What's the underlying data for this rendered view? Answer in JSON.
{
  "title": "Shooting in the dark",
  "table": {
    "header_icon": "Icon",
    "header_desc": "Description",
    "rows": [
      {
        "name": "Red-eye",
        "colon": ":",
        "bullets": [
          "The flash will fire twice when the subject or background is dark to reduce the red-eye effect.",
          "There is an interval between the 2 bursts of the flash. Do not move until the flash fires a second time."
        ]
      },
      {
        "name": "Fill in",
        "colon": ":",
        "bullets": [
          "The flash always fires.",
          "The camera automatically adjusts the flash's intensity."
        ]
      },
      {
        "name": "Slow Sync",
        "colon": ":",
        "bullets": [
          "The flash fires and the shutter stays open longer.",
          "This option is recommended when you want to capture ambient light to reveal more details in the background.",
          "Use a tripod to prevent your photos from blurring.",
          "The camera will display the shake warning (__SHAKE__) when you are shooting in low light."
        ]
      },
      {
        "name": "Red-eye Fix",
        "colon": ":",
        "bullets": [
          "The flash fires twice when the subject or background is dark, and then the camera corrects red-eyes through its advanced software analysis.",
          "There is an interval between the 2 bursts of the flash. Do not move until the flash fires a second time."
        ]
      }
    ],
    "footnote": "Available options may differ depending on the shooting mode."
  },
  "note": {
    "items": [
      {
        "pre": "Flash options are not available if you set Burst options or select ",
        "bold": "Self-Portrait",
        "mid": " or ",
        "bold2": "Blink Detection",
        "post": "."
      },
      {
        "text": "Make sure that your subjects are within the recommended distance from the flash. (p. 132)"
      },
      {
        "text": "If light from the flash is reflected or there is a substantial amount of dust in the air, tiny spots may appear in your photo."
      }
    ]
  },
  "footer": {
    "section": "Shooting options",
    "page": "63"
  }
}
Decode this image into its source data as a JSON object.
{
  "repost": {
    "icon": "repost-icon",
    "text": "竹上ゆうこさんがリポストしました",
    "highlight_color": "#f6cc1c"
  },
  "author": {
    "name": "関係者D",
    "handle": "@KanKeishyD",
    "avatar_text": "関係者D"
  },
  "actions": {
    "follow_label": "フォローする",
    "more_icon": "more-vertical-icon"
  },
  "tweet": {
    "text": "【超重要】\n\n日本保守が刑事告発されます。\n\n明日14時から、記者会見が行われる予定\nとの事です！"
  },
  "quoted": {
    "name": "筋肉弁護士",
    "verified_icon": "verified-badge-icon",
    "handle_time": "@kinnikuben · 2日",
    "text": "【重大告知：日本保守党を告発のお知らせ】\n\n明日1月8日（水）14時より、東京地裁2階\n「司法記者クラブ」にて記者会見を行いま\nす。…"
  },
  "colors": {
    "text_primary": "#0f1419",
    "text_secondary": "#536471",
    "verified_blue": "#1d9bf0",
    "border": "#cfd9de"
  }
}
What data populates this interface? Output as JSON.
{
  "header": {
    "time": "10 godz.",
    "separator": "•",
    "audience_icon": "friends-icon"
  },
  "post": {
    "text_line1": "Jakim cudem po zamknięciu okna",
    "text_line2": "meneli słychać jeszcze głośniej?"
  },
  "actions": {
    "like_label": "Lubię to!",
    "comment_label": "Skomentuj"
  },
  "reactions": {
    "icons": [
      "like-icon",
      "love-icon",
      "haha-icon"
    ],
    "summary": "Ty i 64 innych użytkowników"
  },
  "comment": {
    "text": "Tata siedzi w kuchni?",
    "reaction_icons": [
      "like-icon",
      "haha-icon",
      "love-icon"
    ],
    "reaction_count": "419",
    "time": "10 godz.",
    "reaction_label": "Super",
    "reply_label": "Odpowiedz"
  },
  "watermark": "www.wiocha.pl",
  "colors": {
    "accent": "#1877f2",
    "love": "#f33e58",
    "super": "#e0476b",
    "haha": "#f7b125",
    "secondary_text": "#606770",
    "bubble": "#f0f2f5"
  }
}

___

■ **Task details**
All of the material above needs to be copied exactly.

■ **Result**
What's the underlying data for this rendered view? Answer in JSON.
{
  "title": "Shooting in the dark",
  "table": {
    "header_icon": "Icon",
    "header_desc": "Description",
    "rows": [
      {
        "name": "Red-eye",
        "colon": ":",
        "bullets": [
          "The flash will fire twice when the subject or background is dark to reduce the red-eye effect.",
          "There is an interval between the 2 bursts of the flash. Do not move until the flash fires a second time."
        ]
      },
      {
        "name": "Fill in",
        "colon": ":",
        "bullets": [
          "The flash always fires.",
          "The camera automatically adjusts the flash's intensity."
        ]
      },
      {
        "name": "Slow Sync",
        "colon": ":",
        "bullets": [
          "The flash fires and the shutter stays open longer.",
          "This option is recommended when you want to capture ambient light to reveal more details in the background.",
          "Use a tripod to prevent your photos from blurring.",
          "The camera will display the shake warning (__SHAKE__) when you are shooting in low light."
        ]
      },
      {
        "name": "Red-eye Fix",
        "colon": ":",
        "bullets": [
          "The flash fires twice when the subject or background is dark, and then the camera corrects red-eyes through its advanced software analysis.",
          "There is an interval between the 2 bursts of the flash. Do not move until the flash fires a second time."
        ]
      }
    ],
    "footnote": "Available options may differ depending on the shooting mode."
  },
  "note": {
    "items": [
      {
        "pre": "Flash options are not available if you set Burst options or select ",
        "bold": "Self-Portrait",
        "mid": " or ",
        "bold2": "Blink Detection",
        "post": "."
      },
      {
        "text": "Make sure that your subjects are within the recommended distance from the flash. (p. 132)"
      },
      {
        "text": "If light from the flash is reflected or there is a substantial amount of dust in the air, tiny spots may appear in your photo."
      }
    ]
  },
  "footer": {
    "section": "Shooting options",
    "page": "63"
  }
}
Decode this image into its source data as a JSON object.
{
  "repost": {
    "icon": "repost-icon",
    "text": "竹上ゆうこさんがリポストしました",
    "highlight_color": "#f6cc1c"
  },
  "author": {
    "name": "関係者D",
    "handle": "@KanKeishyD",
    "avatar_text": "関係者D"
  },
  "actions": {
    "follow_label": "フォローする",
    "more_icon": "more-vertical-icon"
  },
  "tweet": {
    "text": "【超重要】\n\n日本保守が刑事告発されます。\n\n明日14時から、記者会見が行われる予定\nとの事です！"
  },
  "quoted": {
    "name": "筋肉弁護士",
    "verified_icon": "verified-badge-icon",
    "handle_time": "@kinnikuben · 2日",
    "text": "【重大告知：日本保守党を告発のお知らせ】\n\n明日1月8日（水）14時より、東京地裁2階\n「司法記者クラブ」にて記者会見を行いま\nす。…"
  },
  "colors": {
    "text_primary": "#0f1419",
    "text_secondary": "#536471",
    "verified_blue": "#1d9bf0",
    "border": "#cfd9de"
  }
}
What data populates this interface? Output as JSON.
{
  "header": {
    "time": "10 godz.",
    "separator": "•",
    "audience_icon": "friends-icon"
  },
  "post": {
    "text_line1": "Jakim cudem po zamknięciu okna",
    "text_line2": "meneli słychać jeszcze głośniej?"
  },
  "actions": {
    "like_label": "Lubię to!",
    "comment_label": "Skomentuj"
  },
  "reactions": {
    "icons": [
      "like-icon",
      "love-icon",
      "haha-icon"
    ],
    "summary": "Ty i 64 innych użytkowników"
  },
  "comment": {
    "text": "Tata siedzi w kuchni?",
    "reaction_icons": [
      "like-icon",
      "haha-icon",
      "love-icon"
    ],
    "reaction_count": "419",
    "time": "10 godz.",
    "reaction_label": "Super",
    "reply_label": "Odpowiedz"
  },
  "watermark": "www.wiocha.pl",
  "colors": {
    "accent": "#1877f2",
    "love": "#f33e58",
    "super": "#e0476b",
    "haha": "#f7b125",
    "secondary_text": "#606770",
    "bubble": "#f0f2f5"
  }
}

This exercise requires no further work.